• _Task requirements_
Find how many lines in the material contain "text"; your answer should be that number alone.
-------- Given records
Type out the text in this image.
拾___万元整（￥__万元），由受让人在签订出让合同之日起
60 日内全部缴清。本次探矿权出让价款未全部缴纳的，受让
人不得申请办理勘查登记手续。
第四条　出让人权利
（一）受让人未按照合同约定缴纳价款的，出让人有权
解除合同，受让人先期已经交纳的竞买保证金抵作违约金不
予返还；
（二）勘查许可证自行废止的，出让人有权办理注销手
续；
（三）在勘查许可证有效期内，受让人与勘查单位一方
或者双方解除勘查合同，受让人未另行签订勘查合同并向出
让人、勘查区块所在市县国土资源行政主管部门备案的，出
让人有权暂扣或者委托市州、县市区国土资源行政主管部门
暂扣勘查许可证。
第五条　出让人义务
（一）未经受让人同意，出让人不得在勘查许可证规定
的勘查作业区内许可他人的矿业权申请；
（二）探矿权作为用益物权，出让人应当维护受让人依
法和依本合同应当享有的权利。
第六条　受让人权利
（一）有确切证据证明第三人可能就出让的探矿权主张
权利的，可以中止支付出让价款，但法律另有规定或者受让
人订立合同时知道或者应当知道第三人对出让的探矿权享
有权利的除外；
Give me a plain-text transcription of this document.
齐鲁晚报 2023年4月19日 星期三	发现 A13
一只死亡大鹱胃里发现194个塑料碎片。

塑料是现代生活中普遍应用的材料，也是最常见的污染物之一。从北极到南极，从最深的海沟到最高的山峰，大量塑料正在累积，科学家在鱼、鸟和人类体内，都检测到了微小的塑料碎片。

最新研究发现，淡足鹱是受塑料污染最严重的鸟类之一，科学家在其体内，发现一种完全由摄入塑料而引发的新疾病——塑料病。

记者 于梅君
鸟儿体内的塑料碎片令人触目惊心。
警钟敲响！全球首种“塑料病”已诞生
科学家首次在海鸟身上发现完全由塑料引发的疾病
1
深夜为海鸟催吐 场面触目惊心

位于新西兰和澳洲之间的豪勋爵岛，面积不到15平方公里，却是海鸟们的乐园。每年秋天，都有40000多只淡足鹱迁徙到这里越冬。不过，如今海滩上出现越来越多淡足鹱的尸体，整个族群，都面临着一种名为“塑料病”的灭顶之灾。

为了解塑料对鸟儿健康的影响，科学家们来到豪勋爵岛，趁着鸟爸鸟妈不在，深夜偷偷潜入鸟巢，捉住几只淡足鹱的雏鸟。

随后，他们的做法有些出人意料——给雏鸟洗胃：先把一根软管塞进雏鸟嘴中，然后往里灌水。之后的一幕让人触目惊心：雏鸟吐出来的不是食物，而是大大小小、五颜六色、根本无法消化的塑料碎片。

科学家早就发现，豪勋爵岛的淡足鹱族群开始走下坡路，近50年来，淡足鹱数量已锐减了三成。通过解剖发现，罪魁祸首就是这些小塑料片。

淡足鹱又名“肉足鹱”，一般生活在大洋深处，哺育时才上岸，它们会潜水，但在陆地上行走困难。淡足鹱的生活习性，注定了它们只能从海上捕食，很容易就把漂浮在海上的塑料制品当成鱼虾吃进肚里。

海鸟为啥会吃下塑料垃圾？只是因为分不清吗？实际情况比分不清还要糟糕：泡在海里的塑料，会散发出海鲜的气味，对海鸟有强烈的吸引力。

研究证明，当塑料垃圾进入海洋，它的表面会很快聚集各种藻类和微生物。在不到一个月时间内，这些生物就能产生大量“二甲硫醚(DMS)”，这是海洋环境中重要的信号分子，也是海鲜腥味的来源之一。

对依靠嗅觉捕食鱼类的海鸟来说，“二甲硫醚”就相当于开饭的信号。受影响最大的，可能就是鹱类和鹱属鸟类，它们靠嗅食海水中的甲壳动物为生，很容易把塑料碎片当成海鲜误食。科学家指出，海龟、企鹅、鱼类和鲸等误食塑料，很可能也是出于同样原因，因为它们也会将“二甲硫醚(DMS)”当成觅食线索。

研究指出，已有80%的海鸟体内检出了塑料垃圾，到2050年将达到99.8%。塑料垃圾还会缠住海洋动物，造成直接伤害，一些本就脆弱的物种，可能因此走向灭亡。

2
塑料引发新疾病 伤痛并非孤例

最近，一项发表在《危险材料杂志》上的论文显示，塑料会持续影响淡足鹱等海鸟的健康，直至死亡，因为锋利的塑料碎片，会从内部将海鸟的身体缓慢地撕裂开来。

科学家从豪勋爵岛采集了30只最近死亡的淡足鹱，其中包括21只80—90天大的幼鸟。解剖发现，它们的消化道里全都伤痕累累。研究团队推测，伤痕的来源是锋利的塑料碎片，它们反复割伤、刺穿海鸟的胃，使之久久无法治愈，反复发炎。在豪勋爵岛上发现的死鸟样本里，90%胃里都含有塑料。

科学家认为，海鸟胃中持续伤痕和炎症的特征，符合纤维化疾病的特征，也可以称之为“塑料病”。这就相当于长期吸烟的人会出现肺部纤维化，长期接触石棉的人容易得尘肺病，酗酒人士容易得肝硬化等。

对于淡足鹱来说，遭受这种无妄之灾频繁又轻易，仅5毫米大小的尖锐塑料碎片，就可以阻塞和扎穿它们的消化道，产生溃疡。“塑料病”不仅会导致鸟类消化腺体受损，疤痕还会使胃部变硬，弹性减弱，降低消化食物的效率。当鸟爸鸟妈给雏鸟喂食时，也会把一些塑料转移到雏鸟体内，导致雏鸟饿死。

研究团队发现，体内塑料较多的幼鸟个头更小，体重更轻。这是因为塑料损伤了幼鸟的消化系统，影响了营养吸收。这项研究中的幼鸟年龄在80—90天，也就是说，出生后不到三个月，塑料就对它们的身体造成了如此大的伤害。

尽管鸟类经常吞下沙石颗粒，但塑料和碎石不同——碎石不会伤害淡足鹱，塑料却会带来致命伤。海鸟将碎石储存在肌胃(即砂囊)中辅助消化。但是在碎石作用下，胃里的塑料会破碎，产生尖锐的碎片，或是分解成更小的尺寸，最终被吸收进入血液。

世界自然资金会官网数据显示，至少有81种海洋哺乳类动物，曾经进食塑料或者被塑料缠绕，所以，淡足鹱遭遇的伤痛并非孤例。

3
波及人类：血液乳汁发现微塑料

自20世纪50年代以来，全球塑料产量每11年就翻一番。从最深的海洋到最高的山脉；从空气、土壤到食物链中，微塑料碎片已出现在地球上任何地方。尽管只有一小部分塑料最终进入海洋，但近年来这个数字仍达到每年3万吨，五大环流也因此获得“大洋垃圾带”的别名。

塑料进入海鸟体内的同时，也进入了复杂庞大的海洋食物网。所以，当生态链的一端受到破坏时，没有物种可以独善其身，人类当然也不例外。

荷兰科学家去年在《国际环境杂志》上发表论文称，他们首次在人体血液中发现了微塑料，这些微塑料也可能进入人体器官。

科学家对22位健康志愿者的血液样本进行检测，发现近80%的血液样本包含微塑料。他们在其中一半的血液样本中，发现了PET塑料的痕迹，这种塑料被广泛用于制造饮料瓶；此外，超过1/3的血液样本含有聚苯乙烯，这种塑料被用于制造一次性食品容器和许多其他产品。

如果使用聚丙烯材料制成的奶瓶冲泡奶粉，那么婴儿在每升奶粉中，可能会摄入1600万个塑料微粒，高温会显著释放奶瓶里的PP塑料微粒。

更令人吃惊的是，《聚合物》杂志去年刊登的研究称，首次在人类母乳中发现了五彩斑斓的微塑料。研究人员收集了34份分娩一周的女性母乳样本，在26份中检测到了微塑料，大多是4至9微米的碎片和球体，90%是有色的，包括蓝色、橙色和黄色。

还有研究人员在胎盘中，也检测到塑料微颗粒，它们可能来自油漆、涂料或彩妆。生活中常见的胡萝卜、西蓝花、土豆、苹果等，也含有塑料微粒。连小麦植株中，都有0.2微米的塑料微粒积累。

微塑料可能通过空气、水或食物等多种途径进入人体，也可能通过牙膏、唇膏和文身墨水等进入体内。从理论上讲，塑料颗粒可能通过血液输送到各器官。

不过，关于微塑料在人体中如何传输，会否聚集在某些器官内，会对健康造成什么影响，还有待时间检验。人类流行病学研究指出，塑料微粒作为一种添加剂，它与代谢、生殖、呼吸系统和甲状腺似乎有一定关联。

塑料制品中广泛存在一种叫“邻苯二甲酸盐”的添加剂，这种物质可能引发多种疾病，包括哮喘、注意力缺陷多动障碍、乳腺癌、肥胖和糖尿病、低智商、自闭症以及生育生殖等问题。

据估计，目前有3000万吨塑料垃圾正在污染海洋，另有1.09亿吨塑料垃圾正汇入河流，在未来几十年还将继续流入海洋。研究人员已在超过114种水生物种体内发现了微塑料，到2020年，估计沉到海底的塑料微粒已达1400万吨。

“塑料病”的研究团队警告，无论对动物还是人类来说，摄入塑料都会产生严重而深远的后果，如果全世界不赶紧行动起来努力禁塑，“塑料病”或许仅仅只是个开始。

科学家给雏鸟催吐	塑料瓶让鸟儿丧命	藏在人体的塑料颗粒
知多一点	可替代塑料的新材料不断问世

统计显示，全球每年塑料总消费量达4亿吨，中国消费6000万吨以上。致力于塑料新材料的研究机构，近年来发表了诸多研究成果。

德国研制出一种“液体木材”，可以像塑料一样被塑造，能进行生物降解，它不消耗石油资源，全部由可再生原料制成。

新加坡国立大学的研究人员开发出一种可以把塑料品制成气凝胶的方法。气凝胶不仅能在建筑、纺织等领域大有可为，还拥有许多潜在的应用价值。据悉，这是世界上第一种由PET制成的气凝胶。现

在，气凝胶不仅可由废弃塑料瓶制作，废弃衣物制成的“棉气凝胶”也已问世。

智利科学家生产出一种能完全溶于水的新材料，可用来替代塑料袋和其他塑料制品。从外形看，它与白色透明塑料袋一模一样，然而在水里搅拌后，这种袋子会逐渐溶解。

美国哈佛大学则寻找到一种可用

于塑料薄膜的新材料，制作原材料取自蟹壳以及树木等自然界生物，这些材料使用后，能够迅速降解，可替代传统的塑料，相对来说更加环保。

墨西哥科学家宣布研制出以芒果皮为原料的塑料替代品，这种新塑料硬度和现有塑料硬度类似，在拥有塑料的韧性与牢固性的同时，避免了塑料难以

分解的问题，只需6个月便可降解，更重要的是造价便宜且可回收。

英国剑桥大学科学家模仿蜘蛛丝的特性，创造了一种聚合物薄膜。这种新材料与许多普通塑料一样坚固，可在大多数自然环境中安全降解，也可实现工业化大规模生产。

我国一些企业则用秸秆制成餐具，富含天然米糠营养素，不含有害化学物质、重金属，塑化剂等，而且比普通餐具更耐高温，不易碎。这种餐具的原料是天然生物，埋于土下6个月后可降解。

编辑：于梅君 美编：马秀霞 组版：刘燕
----------------
• _Completed task_
2